## Stated task:
Using the records below, reproduce exactly the lines from the one containing "OCR this image." through the end, and nothing more; skip the images.
[begin Record set]
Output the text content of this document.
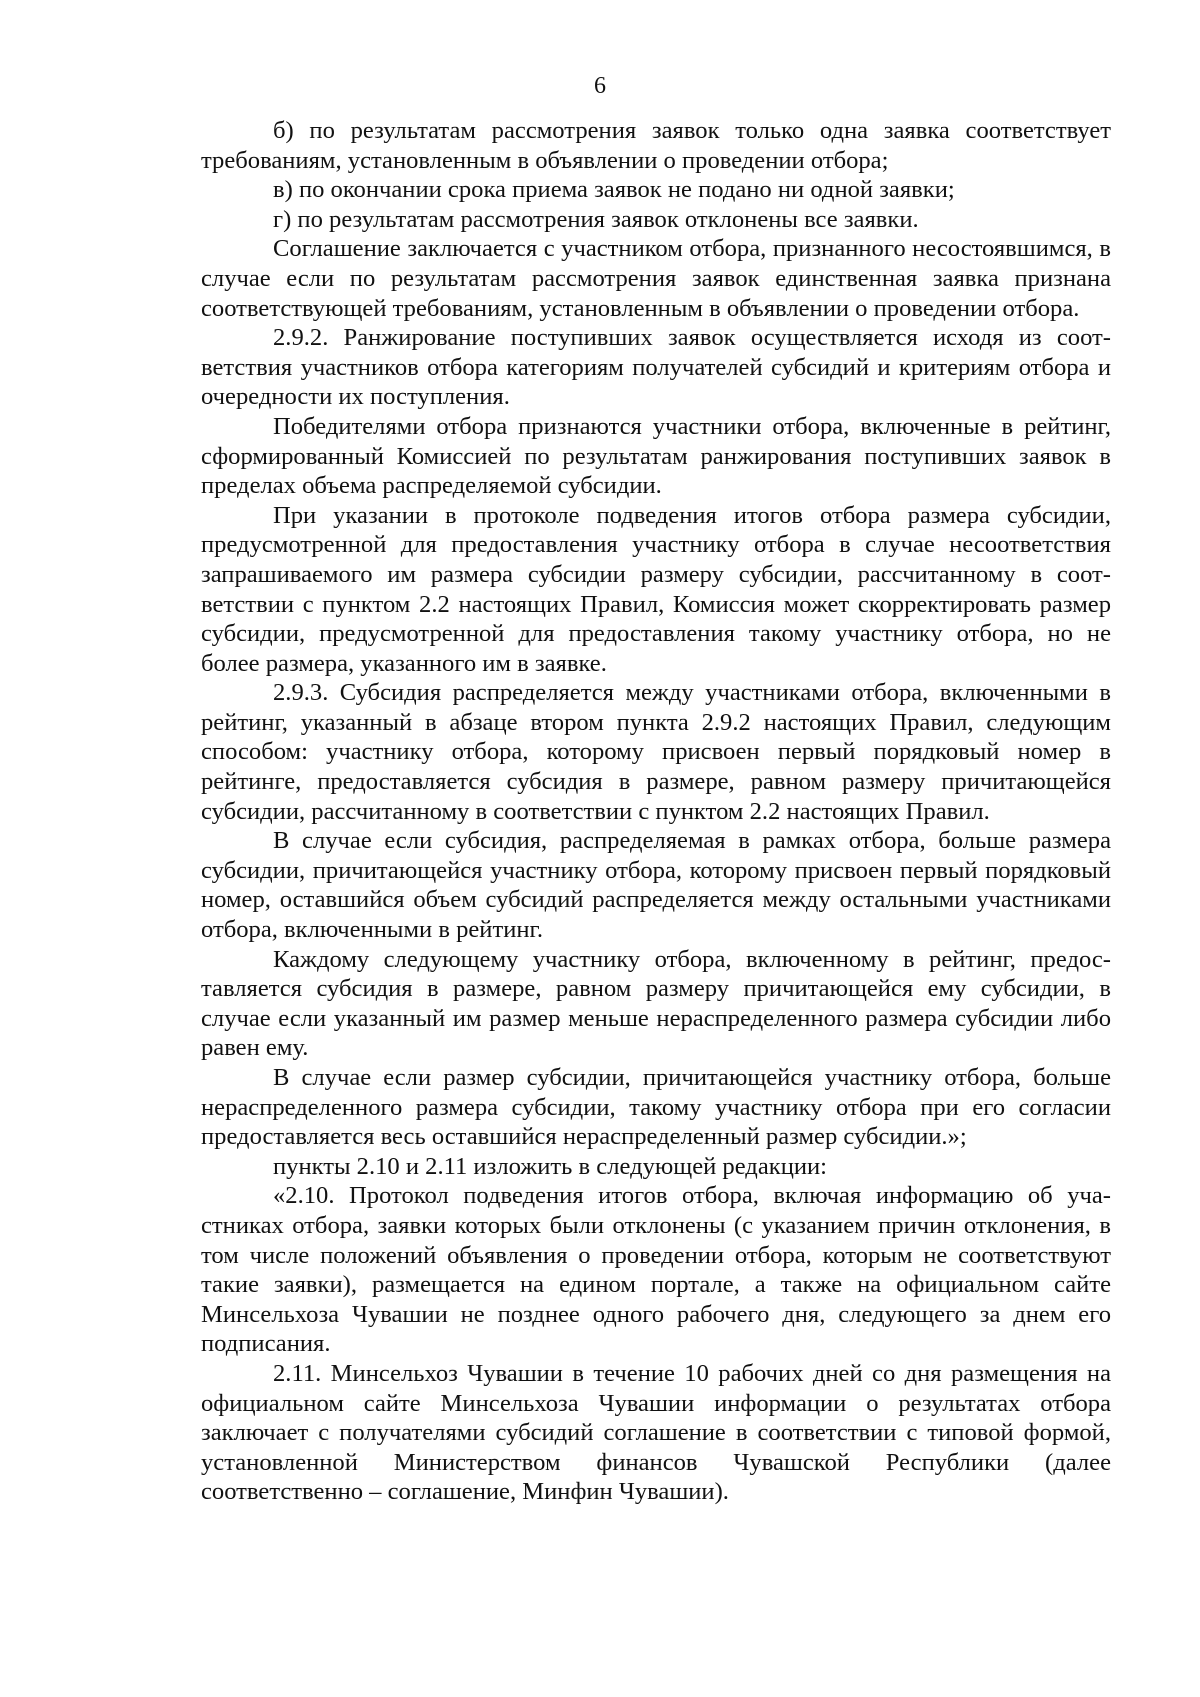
6

б) по результатам рассмотрения заявок только одна заявка соответствует требованиям, установленным в объявлении о проведении отбора;

в) по окончании срока приема заявок не подано ни одной заявки;

г) по результатам рассмотрения заявок отклонены все заявки.

Соглашение заключается с участником отбора, признанного несостоявшимся, в случае если по результатам рассмотрения заявок единственная заявка признана соответствующей требованиям, установленным в объявлении о проведении отбора.

2.9.2. Ранжирование поступивших заявок осуществляется исходя из соответствия участников отбора категориям получателей субсидий и критериям отбора и очередности их поступления.

Победителями отбора признаются участники отбора, включенные в рейтинг, сформированный Комиссией по результатам ранжирования поступивших заявок в пределах объема распределяемой субсидии.

При указании в протоколе подведения итогов отбора размера субсидии, предусмотренной для предоставления участнику отбора в случае несоответствия запрашиваемого им размера субсидии размеру субсидии, рассчитанному в соответствии с пунктом 2.2 настоящих Правил, Комиссия может скорректировать размер субсидии, предусмотренной для предоставления такому участнику отбора, но не более размера, указанного им в заявке.

2.9.3. Субсидия распределяется между участниками отбора, включенными в рейтинг, указанный в абзаце втором пункта 2.9.2 настоящих Правил, следующим способом: участнику отбора, которому присвоен первый порядковый номер в рейтинге, предоставляется субсидия в размере, равном размеру причитающейся субсидии, рассчитанному в соответствии с пунктом 2.2 настоящих Правил.

В случае если субсидия, распределяемая в рамках отбора, больше размера субсидии, причитающейся участнику отбора, которому присвоен первый порядковый номер, оставшийся объем субсидий распределяется между остальными участниками отбора, включенными в рейтинг.

Каждому следующему участнику отбора, включенному в рейтинг, предоставляется субсидия в размере, равном размеру причитающейся ему субсидии, в случае если указанный им размер меньше нераспределенного размера субсидии либо равен ему.

В случае если размер субсидии, причитающейся участнику отбора, больше нераспределенного размера субсидии, такому участнику отбора при его согласии предоставляется весь оставшийся нераспределенный размер субсидии.»;

пункты 2.10 и 2.11 изложить в следующей редакции:

«2.10. Протокол подведения итогов отбора, включая информацию об участниках отбора, заявки которых были отклонены (с указанием причин отклонения, в том числе положений объявления о проведении отбора, которым не соответствуют такие заявки), размещается на едином портале, а также на официальном сайте Минсельхоза Чувашии не позднее одного рабочего дня, следующего за днем его подписания.

2.11. Минсельхоз Чувашии в течение 10 рабочих дней со дня размещения на официальном сайте Минсельхоза Чувашии информации о результатах отбора заключает с получателями субсидий соглашение в соответствии с типовой формой, установленной Министерством финансов Чувашской Республики (далее соответственно – соглашение, Минфин Чувашии).
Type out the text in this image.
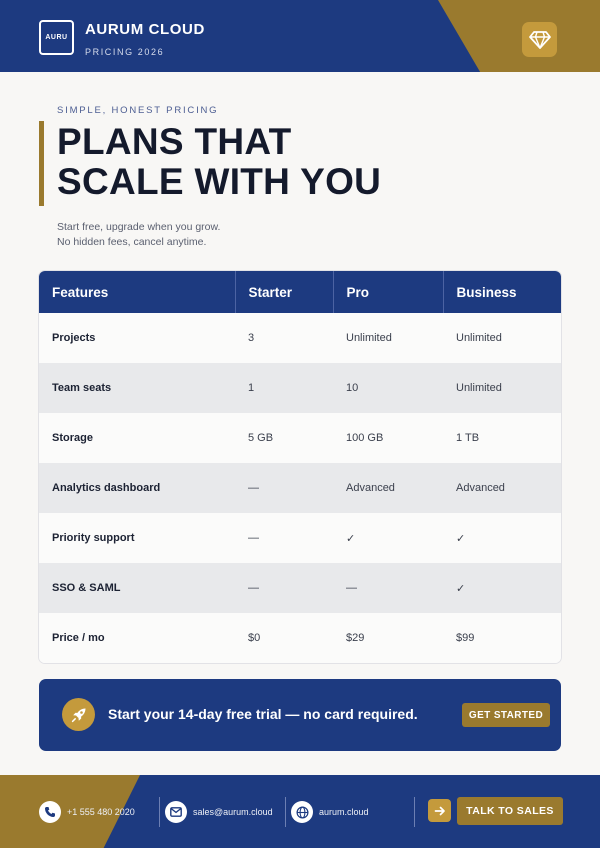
AURU AURUM CLOUD
PRICING 2026
SIMPLE, HONEST PRICING
PLANS THAT
SCALE WITH YOU
Start free, upgrade when you grow.
No hidden fees, cancel anytime.
Features	Starter	Pro	Business
Projects	3	Unlimited	Unlimited
Team seats	1	10	Unlimited
Storage	5 GB	100 GB	1 TB
Analytics dashboard	—	Advanced	Advanced
Priority support	—	✓	✓
SSO & SAML	—	—	✓
Price / mo	$0	$29	$99
Start your 14-day free trial — no card required.	GET STARTED
+1 555 480 2020	sales@aurum.cloud	aurum.cloud	TALK TO SALES
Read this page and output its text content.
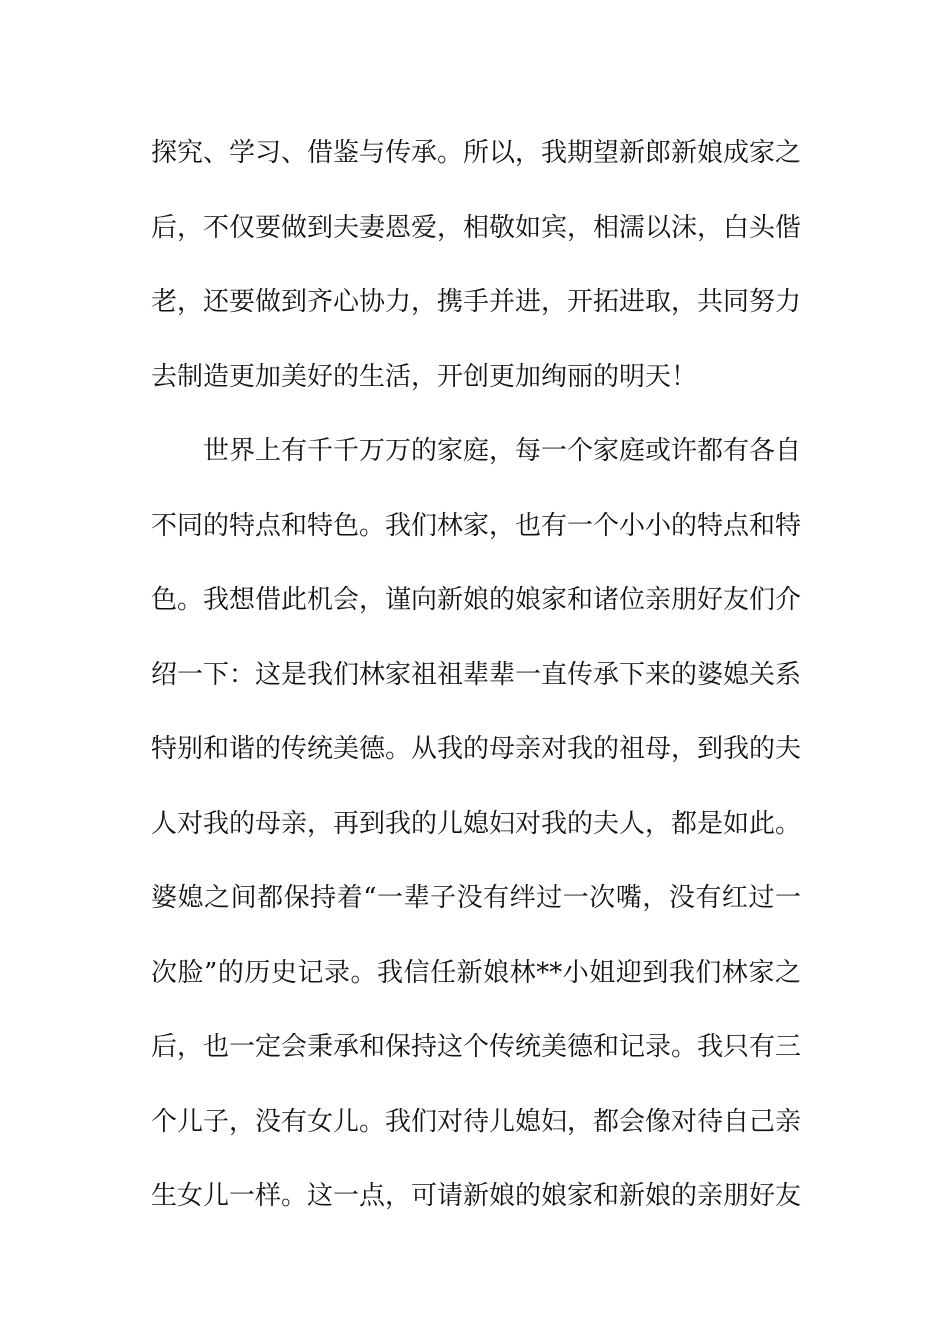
探究、学习、借鉴与传承。所以，我期望新郎新娘成家之
后，不仅要做到夫妻恩爱，相敬如宾，相濡以沫，白头偕
老，还要做到齐心协力，携手并进，开拓进取，共同努力
去制造更加美好的生活，开创更加绚丽的明天！
世界上有千千万万的家庭，每一个家庭或许都有各自
不同的特点和特色。我们林家，也有一个小小的特点和特
色。我想借此机会，谨向新娘的娘家和诸位亲朋好友们介
绍一下：这是我们林家祖祖辈辈一直传承下来的婆媳关系
特别和谐的传统美德。从我的母亲对我的祖母，到我的夫
人对我的母亲，再到我的儿媳妇对我的夫人，都是如此。
婆媳之间都保持着“一辈子没有绊过一次嘴，没有红过一
次脸”的历史记录。我信任新娘林**小姐迎到我们林家之
后，也一定会秉承和保持这个传统美德和记录。我只有三
个儿子，没有女儿。我们对待儿媳妇，都会像对待自己亲
生女儿一样。这一点，可请新娘的娘家和新娘的亲朋好友
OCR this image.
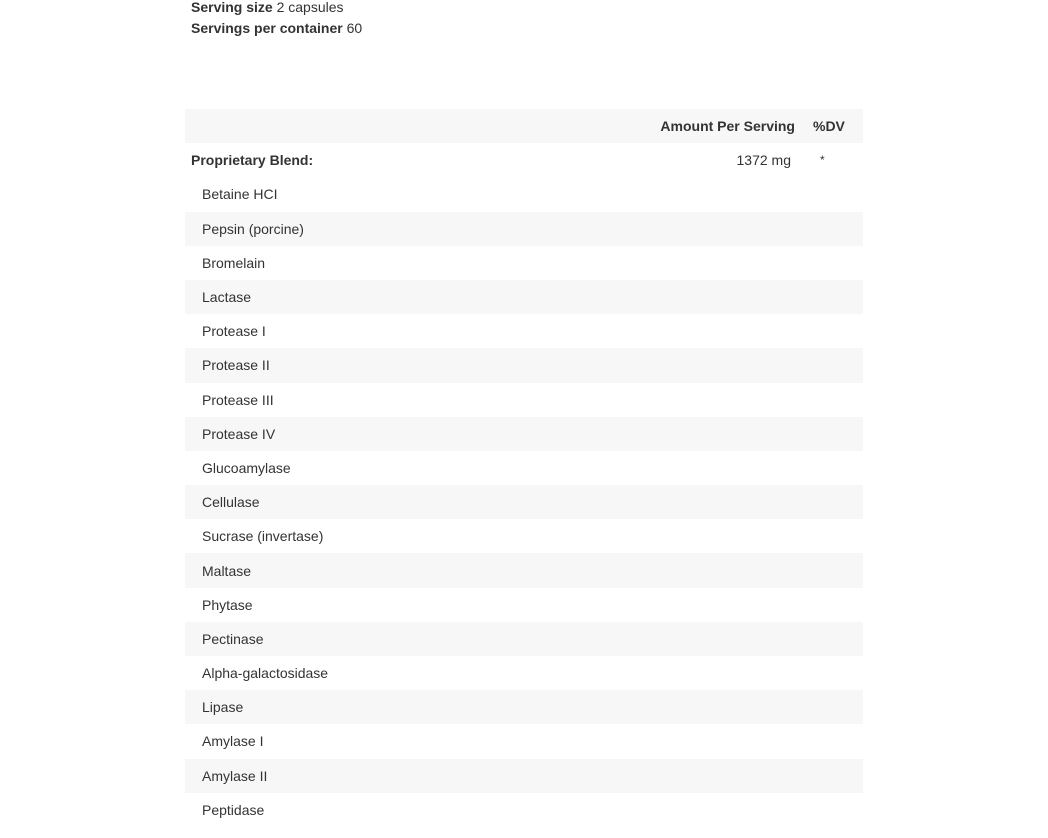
Serving size 2 capsules
Servings per container 60
	Amount Per Serving	%DV
Proprietary Blend:	1372 mg	*
Betaine HCI		
Pepsin (porcine)		
Bromelain		
Lactase		
Protease I		
Protease II		
Protease III		
Protease IV		
Glucoamylase		
Cellulase		
Sucrase (invertase)		
Maltase		
Phytase		
Pectinase		
Alpha-galactosidase		
Lipase		
Amylase I		
Amylase II		
Peptidase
[end Record set]
## Solution:
OCR this image.
Serving size 2 capsules
Servings per container 60
	Amount Per Serving	%DV
Proprietary Blend:	1372 mg	*
Betaine HCI		
Pepsin (porcine)		
Bromelain		
Lactase		
Protease I		
Protease II		
Protease III		
Protease IV		
Glucoamylase		
Cellulase		
Sucrase (invertase)		
Maltase		
Phytase		
Pectinase		
Alpha-galactosidase		
Lipase		
Amylase I		
Amylase II		
Peptidase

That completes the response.